### Task statement
Every entry needs to be printed exactly, please.

* * * * * * * * *

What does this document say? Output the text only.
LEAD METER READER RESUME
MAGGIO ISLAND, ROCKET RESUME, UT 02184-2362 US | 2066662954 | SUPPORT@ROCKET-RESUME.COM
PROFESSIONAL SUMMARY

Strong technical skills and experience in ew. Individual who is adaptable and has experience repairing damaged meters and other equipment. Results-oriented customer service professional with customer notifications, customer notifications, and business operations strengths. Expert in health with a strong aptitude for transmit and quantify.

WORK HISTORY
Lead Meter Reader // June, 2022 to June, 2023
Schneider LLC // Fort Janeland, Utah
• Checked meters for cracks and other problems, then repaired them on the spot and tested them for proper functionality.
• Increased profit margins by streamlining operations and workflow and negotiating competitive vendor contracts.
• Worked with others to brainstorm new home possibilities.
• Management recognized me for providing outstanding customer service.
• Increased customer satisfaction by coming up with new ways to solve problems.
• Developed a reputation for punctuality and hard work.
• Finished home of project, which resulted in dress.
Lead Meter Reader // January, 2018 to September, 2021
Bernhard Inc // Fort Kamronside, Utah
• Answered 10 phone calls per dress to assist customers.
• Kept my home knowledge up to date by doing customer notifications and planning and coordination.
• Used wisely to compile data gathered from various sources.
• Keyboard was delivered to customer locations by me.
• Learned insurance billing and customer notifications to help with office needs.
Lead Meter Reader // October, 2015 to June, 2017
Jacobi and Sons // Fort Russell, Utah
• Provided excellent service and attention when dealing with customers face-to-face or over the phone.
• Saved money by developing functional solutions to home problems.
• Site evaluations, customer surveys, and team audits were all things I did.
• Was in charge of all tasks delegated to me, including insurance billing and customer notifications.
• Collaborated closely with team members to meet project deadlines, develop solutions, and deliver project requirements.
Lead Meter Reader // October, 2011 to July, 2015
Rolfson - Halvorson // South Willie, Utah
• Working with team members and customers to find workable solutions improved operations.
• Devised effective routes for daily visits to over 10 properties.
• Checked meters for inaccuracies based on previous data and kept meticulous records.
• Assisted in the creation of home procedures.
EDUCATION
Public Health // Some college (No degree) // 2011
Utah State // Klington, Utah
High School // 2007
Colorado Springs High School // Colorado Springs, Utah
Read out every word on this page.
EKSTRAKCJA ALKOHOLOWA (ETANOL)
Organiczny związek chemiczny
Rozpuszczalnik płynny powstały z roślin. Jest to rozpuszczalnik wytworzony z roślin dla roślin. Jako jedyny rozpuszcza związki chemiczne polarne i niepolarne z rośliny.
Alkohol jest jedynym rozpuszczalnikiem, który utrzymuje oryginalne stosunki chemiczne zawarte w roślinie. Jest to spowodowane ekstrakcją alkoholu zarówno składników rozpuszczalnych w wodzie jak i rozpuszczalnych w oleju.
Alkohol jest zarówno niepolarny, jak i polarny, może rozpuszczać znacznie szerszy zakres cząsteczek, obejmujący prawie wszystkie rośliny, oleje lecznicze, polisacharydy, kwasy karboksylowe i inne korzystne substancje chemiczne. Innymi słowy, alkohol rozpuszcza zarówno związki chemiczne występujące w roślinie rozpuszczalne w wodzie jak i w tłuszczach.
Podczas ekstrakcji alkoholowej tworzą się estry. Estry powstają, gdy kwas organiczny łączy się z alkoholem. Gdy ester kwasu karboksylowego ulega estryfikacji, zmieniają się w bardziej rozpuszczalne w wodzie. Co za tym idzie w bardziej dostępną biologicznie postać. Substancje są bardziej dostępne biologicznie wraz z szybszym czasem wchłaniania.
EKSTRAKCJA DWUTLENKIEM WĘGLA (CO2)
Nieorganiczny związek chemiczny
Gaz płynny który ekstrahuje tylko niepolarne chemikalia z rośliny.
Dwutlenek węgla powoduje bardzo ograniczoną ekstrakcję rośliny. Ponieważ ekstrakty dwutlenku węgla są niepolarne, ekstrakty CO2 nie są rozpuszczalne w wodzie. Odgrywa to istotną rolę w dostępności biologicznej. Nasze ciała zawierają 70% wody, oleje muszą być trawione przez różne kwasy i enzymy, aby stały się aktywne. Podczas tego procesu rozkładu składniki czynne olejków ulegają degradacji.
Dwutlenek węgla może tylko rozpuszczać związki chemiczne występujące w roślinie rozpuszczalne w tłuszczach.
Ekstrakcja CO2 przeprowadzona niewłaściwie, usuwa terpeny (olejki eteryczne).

* * * * * * * * *

### Solution for this task
What does this document say? Output the text only.
LEAD METER READER RESUME
MAGGIO ISLAND, ROCKET RESUME, UT 02184-2362 US | 2066662954 | SUPPORT@ROCKET-RESUME.COM
PROFESSIONAL SUMMARY

Strong technical skills and experience in ew. Individual who is adaptable and has experience repairing damaged meters and other equipment. Results-oriented customer service professional with customer notifications, customer notifications, and business operations strengths. Expert in health with a strong aptitude for transmit and quantify.

WORK HISTORY
Lead Meter Reader // June, 2022 to June, 2023
Schneider LLC // Fort Janeland, Utah
• Checked meters for cracks and other problems, then repaired them on the spot and tested them for proper functionality.
• Increased profit margins by streamlining operations and workflow and negotiating competitive vendor contracts.
• Worked with others to brainstorm new home possibilities.
• Management recognized me for providing outstanding customer service.
• Increased customer satisfaction by coming up with new ways to solve problems.
• Developed a reputation for punctuality and hard work.
• Finished home of project, which resulted in dress.
Lead Meter Reader // January, 2018 to September, 2021
Bernhard Inc // Fort Kamronside, Utah
• Answered 10 phone calls per dress to assist customers.
• Kept my home knowledge up to date by doing customer notifications and planning and coordination.
• Used wisely to compile data gathered from various sources.
• Keyboard was delivered to customer locations by me.
• Learned insurance billing and customer notifications to help with office needs.
Lead Meter Reader // October, 2015 to June, 2017
Jacobi and Sons // Fort Russell, Utah
• Provided excellent service and attention when dealing with customers face-to-face or over the phone.
• Saved money by developing functional solutions to home problems.
• Site evaluations, customer surveys, and team audits were all things I did.
• Was in charge of all tasks delegated to me, including insurance billing and customer notifications.
• Collaborated closely with team members to meet project deadlines, develop solutions, and deliver project requirements.
Lead Meter Reader // October, 2011 to July, 2015
Rolfson - Halvorson // South Willie, Utah
• Working with team members and customers to find workable solutions improved operations.
• Devised effective routes for daily visits to over 10 properties.
• Checked meters for inaccuracies based on previous data and kept meticulous records.
• Assisted in the creation of home procedures.
EDUCATION
Public Health // Some college (No degree) // 2011
Utah State // Klington, Utah
High School // 2007
Colorado Springs High School // Colorado Springs, Utah
Read out every word on this page.
EKSTRAKCJA ALKOHOLOWA (ETANOL)
Organiczny związek chemiczny
Rozpuszczalnik płynny powstały z roślin. Jest to rozpuszczalnik wytworzony z roślin dla roślin. Jako jedyny rozpuszcza związki chemiczne polarne i niepolarne z rośliny.
Alkohol jest jedynym rozpuszczalnikiem, który utrzymuje oryginalne stosunki chemiczne zawarte w roślinie. Jest to spowodowane ekstrakcją alkoholu zarówno składników rozpuszczalnych w wodzie jak i rozpuszczalnych w oleju.
Alkohol jest zarówno niepolarny, jak i polarny, może rozpuszczać znacznie szerszy zakres cząsteczek, obejmujący prawie wszystkie rośliny, oleje lecznicze, polisacharydy, kwasy karboksylowe i inne korzystne substancje chemiczne. Innymi słowy, alkohol rozpuszcza zarówno związki chemiczne występujące w roślinie rozpuszczalne w wodzie jak i w tłuszczach.
Podczas ekstrakcji alkoholowej tworzą się estry. Estry powstają, gdy kwas organiczny łączy się z alkoholem. Gdy ester kwasu karboksylowego ulega estryfikacji, zmieniają się w bardziej rozpuszczalne w wodzie. Co za tym idzie w bardziej dostępną biologicznie postać. Substancje są bardziej dostępne biologicznie wraz z szybszym czasem wchłaniania.
EKSTRAKCJA DWUTLENKIEM WĘGLA (CO2)
Nieorganiczny związek chemiczny
Gaz płynny który ekstrahuje tylko niepolarne chemikalia z rośliny.
Dwutlenek węgla powoduje bardzo ograniczoną ekstrakcję rośliny. Ponieważ ekstrakty dwutlenku węgla są niepolarne, ekstrakty CO2 nie są rozpuszczalne w wodzie. Odgrywa to istotną rolę w dostępności biologicznej. Nasze ciała zawierają 70% wody, oleje muszą być trawione przez różne kwasy i enzymy, aby stały się aktywne. Podczas tego procesu rozkładu składniki czynne olejków ulegają degradacji.
Dwutlenek węgla może tylko rozpuszczać związki chemiczne występujące w roślinie rozpuszczalne w tłuszczach.
Ekstrakcja CO2 przeprowadzona niewłaściwie, usuwa terpeny (olejki eteryczne).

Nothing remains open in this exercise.